**Exercise prompt:** Each record below should appear again exactly as written.

**Data:**
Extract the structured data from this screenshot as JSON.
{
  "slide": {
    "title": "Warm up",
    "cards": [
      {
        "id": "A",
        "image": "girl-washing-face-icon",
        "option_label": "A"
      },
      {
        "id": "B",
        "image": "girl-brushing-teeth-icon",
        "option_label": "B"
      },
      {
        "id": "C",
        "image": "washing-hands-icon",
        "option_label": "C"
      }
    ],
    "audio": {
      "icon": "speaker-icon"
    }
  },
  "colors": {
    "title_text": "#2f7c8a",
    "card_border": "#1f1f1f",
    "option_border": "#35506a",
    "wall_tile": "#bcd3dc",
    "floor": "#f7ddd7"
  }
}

**Exercise answer:**
Extract the structured data from this screenshot as JSON.
{
  "slide": {
    "title": "Warm up",
    "cards": [
      {
        "id": "A",
        "image": "girl-washing-face-icon",
        "option_label": "A"
      },
      {
        "id": "B",
        "image": "girl-brushing-teeth-icon",
        "option_label": "B"
      },
      {
        "id": "C",
        "image": "washing-hands-icon",
        "option_label": "C"
      }
    ],
    "audio": {
      "icon": "speaker-icon"
    }
  },
  "colors": {
    "title_text": "#2f7c8a",
    "card_border": "#1f1f1f",
    "option_border": "#35506a",
    "wall_tile": "#bcd3dc",
    "floor": "#f7ddd7"
  }
}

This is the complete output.